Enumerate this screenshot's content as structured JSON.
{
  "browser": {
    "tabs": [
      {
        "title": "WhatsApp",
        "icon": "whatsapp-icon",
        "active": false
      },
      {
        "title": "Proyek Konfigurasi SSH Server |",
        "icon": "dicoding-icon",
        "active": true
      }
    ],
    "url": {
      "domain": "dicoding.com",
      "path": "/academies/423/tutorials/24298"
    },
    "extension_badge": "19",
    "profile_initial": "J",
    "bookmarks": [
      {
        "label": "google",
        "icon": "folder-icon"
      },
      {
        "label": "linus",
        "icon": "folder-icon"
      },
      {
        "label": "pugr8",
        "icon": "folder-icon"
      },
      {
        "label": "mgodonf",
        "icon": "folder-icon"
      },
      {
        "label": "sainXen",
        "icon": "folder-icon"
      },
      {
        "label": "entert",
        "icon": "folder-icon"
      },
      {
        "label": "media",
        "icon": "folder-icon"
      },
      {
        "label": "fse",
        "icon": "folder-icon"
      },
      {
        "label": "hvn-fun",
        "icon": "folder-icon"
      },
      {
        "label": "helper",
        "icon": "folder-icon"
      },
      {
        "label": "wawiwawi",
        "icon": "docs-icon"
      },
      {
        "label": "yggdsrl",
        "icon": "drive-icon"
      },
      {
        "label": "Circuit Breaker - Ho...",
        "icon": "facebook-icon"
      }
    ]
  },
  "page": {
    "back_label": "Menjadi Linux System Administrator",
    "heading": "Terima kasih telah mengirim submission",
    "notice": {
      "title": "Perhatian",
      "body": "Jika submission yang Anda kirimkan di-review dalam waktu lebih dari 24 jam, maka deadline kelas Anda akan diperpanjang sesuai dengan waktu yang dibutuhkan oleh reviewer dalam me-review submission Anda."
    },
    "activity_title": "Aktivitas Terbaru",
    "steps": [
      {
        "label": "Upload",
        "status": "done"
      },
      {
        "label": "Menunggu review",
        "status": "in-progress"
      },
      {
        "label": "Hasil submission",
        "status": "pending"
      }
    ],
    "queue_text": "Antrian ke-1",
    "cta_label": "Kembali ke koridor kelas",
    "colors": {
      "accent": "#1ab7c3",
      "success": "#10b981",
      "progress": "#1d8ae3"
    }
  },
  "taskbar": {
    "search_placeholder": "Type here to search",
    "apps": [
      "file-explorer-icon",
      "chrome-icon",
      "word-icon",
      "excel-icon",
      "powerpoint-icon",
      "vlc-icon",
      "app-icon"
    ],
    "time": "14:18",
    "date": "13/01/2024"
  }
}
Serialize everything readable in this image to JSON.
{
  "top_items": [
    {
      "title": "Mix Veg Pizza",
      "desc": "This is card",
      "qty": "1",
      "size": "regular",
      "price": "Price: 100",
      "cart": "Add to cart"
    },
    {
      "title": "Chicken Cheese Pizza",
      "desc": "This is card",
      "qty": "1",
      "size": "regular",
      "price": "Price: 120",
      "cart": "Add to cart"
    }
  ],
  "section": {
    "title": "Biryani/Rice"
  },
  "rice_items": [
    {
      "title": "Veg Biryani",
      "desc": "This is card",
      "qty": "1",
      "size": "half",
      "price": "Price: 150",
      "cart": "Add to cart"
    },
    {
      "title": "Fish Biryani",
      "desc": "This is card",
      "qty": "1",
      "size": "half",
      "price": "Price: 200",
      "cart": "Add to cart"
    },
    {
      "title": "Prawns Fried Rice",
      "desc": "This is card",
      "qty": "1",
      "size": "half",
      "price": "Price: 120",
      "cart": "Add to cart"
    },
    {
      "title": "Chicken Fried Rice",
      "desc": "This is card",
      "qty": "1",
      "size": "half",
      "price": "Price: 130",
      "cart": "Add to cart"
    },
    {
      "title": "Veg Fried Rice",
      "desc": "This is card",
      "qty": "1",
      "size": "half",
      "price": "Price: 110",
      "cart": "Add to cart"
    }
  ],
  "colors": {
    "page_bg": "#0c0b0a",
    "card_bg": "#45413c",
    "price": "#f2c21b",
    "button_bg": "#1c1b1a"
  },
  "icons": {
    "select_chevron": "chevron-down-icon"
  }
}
——
AIM: Return all of the data word for word.

OUTPUT OF THE TASK:
Enumerate this screenshot's content as structured JSON.
{
  "browser": {
    "tabs": [
      {
        "title": "WhatsApp",
        "icon": "whatsapp-icon",
        "active": false
      },
      {
        "title": "Proyek Konfigurasi SSH Server |",
        "icon": "dicoding-icon",
        "active": true
      }
    ],
    "url": {
      "domain": "dicoding.com",
      "path": "/academies/423/tutorials/24298"
    },
    "extension_badge": "19",
    "profile_initial": "J",
    "bookmarks": [
      {
        "label": "google",
        "icon": "folder-icon"
      },
      {
        "label": "linus",
        "icon": "folder-icon"
      },
      {
        "label": "pugr8",
        "icon": "folder-icon"
      },
      {
        "label": "mgodonf",
        "icon": "folder-icon"
      },
      {
        "label": "sainXen",
        "icon": "folder-icon"
      },
      {
        "label": "entert",
        "icon": "folder-icon"
      },
      {
        "label": "media",
        "icon": "folder-icon"
      },
      {
        "label": "fse",
        "icon": "folder-icon"
      },
      {
        "label": "hvn-fun",
        "icon": "folder-icon"
      },
      {
        "label": "helper",
        "icon": "folder-icon"
      },
      {
        "label": "wawiwawi",
        "icon": "docs-icon"
      },
      {
        "label": "yggdsrl",
        "icon": "drive-icon"
      },
      {
        "label": "Circuit Breaker - Ho...",
        "icon": "facebook-icon"
      }
    ]
  },
  "page": {
    "back_label": "Menjadi Linux System Administrator",
    "heading": "Terima kasih telah mengirim submission",
    "notice": {
      "title": "Perhatian",
      "body": "Jika submission yang Anda kirimkan di-review dalam waktu lebih dari 24 jam, maka deadline kelas Anda akan diperpanjang sesuai dengan waktu yang dibutuhkan oleh reviewer dalam me-review submission Anda."
    },
    "activity_title": "Aktivitas Terbaru",
    "steps": [
      {
        "label": "Upload",
        "status": "done"
      },
      {
        "label": "Menunggu review",
        "status": "in-progress"
      },
      {
        "label": "Hasil submission",
        "status": "pending"
      }
    ],
    "queue_text": "Antrian ke-1",
    "cta_label": "Kembali ke koridor kelas",
    "colors": {
      "accent": "#1ab7c3",
      "success": "#10b981",
      "progress": "#1d8ae3"
    }
  },
  "taskbar": {
    "search_placeholder": "Type here to search",
    "apps": [
      "file-explorer-icon",
      "chrome-icon",
      "word-icon",
      "excel-icon",
      "powerpoint-icon",
      "vlc-icon",
      "app-icon"
    ],
    "time": "14:18",
    "date": "13/01/2024"
  }
}
Serialize everything readable in this image to JSON.
{
  "top_items": [
    {
      "title": "Mix Veg Pizza",
      "desc": "This is card",
      "qty": "1",
      "size": "regular",
      "price": "Price: 100",
      "cart": "Add to cart"
    },
    {
      "title": "Chicken Cheese Pizza",
      "desc": "This is card",
      "qty": "1",
      "size": "regular",
      "price": "Price: 120",
      "cart": "Add to cart"
    }
  ],
  "section": {
    "title": "Biryani/Rice"
  },
  "rice_items": [
    {
      "title": "Veg Biryani",
      "desc": "This is card",
      "qty": "1",
      "size": "half",
      "price": "Price: 150",
      "cart": "Add to cart"
    },
    {
      "title": "Fish Biryani",
      "desc": "This is card",
      "qty": "1",
      "size": "half",
      "price": "Price: 200",
      "cart": "Add to cart"
    },
    {
      "title": "Prawns Fried Rice",
      "desc": "This is card",
      "qty": "1",
      "size": "half",
      "price": "Price: 120",
      "cart": "Add to cart"
    },
    {
      "title": "Chicken Fried Rice",
      "desc": "This is card",
      "qty": "1",
      "size": "half",
      "price": "Price: 130",
      "cart": "Add to cart"
    },
    {
      "title": "Veg Fried Rice",
      "desc": "This is card",
      "qty": "1",
      "size": "half",
      "price": "Price: 110",
      "cart": "Add to cart"
    }
  ],
  "colors": {
    "page_bg": "#0c0b0a",
    "card_bg": "#45413c",
    "price": "#f2c21b",
    "button_bg": "#1c1b1a"
  },
  "icons": {
    "select_chevron": "chevron-down-icon"
  }
}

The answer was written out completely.